## Aim of the exercise
Check every line below for the string "PROPÓSITOS", and copy the lines that contain it.

╭─ Records for the task

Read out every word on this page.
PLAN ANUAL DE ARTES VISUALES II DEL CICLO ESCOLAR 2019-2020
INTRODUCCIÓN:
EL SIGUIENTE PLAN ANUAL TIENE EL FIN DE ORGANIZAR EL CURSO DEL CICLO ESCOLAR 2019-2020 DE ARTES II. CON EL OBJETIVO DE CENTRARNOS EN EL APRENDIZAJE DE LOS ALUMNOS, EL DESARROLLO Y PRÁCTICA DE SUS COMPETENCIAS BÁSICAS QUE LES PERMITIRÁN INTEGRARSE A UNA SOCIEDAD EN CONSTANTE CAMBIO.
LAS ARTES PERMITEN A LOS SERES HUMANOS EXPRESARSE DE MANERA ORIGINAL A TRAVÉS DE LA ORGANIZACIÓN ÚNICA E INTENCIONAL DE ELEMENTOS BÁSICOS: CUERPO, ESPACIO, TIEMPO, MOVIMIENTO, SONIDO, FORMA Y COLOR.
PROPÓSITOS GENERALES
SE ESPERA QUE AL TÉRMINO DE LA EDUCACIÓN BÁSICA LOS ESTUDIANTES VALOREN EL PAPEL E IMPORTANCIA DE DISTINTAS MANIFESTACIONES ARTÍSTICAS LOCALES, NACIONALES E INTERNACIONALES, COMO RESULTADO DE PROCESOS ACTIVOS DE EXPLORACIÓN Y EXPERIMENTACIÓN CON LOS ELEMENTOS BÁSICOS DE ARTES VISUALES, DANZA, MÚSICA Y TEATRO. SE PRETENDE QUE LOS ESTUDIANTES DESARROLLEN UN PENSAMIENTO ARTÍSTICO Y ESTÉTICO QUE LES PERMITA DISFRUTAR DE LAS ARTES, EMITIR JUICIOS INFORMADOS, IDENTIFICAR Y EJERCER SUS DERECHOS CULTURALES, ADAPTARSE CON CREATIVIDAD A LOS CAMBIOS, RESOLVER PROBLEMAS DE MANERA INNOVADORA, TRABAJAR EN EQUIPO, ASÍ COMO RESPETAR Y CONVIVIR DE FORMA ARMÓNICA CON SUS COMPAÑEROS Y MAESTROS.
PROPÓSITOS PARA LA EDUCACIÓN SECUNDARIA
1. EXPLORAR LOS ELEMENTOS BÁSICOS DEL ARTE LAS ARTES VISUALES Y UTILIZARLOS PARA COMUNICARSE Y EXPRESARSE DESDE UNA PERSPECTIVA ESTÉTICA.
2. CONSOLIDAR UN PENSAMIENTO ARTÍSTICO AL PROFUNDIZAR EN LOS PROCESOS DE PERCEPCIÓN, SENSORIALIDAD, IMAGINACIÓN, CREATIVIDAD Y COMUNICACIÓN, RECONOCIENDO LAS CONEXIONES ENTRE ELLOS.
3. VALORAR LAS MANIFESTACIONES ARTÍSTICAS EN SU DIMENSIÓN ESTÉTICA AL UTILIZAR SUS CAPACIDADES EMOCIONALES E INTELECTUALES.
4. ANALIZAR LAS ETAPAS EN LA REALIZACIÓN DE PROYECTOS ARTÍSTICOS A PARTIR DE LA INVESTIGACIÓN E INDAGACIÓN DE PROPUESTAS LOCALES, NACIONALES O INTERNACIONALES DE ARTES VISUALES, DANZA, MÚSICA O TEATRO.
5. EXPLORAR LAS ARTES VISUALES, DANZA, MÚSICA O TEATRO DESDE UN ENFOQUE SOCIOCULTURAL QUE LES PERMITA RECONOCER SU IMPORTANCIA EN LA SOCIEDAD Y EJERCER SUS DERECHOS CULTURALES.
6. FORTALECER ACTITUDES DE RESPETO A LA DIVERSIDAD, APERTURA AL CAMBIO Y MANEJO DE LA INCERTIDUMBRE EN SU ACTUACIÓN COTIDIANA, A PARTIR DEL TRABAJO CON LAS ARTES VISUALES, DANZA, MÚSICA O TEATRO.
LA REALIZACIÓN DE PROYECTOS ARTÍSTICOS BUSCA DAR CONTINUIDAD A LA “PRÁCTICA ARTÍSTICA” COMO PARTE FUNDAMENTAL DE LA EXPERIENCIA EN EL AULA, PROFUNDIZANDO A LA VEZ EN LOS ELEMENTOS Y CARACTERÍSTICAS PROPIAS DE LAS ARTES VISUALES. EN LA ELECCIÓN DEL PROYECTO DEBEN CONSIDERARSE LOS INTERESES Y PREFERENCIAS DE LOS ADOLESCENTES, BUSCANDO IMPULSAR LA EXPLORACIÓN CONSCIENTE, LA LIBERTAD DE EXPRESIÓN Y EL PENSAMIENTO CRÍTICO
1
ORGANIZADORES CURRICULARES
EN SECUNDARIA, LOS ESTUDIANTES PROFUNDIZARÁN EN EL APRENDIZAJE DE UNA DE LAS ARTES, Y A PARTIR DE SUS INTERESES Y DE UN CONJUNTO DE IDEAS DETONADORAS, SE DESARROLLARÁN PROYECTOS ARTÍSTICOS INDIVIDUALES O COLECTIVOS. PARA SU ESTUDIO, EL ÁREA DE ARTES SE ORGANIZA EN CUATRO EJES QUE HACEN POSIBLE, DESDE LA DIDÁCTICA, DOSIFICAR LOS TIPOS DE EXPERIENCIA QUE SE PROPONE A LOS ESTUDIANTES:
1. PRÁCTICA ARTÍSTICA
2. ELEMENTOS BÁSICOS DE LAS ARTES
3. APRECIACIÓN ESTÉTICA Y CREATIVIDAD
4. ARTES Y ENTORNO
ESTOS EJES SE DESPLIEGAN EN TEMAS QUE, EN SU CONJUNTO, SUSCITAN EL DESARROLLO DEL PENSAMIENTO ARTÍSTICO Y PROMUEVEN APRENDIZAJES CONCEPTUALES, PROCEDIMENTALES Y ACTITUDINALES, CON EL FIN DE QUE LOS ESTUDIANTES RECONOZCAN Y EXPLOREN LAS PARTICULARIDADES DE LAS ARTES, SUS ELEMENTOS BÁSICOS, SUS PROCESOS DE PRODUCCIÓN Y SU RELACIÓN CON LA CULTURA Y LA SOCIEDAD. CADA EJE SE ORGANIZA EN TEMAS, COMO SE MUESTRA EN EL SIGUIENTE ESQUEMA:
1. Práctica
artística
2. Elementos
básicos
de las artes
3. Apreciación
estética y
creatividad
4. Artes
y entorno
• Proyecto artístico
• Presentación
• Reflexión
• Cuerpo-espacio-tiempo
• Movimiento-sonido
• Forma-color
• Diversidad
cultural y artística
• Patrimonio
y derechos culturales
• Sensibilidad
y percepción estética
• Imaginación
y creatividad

╰─

## The completed task
PROPÓSITOS GENERALES
PROPÓSITOS PARA LA EDUCACIÓN SECUNDARIA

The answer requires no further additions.